_WHAT YOU ARE ASKED TO DO_
Search the material for the word "Horas" and copy each line that holds it.

_DATASET_
▬▬▬
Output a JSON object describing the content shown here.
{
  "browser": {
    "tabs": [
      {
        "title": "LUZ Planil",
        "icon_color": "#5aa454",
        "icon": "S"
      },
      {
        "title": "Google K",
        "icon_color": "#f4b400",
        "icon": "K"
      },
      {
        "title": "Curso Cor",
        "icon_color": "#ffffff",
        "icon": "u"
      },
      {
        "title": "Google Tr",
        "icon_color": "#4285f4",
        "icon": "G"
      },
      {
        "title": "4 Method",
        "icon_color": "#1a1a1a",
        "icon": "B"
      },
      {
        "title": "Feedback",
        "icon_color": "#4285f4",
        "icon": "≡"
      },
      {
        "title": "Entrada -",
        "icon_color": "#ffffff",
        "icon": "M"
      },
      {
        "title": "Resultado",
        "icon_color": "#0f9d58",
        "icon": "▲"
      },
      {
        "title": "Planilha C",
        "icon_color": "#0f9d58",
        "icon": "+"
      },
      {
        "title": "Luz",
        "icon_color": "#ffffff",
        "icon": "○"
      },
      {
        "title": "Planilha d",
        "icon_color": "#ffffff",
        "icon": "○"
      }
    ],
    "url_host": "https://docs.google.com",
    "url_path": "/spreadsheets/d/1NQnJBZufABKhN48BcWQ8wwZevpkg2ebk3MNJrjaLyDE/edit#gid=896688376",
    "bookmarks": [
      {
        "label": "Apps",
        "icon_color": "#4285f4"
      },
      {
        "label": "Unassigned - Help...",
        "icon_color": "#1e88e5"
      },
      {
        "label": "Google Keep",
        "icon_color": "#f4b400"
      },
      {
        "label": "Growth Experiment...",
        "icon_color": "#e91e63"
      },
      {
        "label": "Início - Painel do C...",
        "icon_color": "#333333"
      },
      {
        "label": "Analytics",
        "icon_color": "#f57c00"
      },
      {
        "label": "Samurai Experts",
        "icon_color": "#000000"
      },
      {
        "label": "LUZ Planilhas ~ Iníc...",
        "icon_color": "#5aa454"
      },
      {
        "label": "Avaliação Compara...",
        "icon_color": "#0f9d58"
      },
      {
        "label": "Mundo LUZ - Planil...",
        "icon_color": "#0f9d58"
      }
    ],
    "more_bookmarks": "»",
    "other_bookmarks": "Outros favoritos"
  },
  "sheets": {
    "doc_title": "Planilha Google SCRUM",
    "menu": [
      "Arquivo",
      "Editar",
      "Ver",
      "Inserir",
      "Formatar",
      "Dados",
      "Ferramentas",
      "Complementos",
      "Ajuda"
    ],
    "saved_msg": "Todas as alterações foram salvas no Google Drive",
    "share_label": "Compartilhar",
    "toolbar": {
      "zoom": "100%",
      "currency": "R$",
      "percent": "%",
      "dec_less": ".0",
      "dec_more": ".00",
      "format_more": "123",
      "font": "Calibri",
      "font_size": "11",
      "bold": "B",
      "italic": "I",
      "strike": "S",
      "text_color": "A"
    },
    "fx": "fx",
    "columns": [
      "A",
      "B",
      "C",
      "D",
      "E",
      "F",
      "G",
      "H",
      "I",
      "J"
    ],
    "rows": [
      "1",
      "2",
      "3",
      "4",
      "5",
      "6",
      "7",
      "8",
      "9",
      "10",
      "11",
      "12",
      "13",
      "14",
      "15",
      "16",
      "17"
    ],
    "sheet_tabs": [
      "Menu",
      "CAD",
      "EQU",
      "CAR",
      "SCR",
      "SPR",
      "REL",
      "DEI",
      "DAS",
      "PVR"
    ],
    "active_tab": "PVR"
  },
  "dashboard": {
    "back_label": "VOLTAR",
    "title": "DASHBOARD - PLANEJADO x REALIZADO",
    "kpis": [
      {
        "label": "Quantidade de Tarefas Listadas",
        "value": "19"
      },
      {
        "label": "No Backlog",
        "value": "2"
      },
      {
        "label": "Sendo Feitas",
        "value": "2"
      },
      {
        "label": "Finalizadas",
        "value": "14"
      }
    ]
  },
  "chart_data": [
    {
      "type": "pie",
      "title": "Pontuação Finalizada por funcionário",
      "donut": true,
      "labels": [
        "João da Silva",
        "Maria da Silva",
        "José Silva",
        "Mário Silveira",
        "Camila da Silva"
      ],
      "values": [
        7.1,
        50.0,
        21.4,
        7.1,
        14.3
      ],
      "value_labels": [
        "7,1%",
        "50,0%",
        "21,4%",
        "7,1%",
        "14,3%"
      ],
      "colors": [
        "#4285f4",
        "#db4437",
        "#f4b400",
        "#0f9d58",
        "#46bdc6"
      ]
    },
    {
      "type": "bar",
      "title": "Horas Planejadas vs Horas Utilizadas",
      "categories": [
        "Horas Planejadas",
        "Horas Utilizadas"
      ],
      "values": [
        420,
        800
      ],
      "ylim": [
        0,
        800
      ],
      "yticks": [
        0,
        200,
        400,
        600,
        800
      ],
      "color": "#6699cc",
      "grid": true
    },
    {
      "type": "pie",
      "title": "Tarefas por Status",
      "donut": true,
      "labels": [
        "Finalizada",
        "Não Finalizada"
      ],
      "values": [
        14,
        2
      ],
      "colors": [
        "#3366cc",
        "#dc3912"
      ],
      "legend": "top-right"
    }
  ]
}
▬▬▬
_RESULT BELOW_
      "title": "Horas Planejadas vs Horas Utilizadas",
        "Horas Planejadas",
        "Horas Utilizadas"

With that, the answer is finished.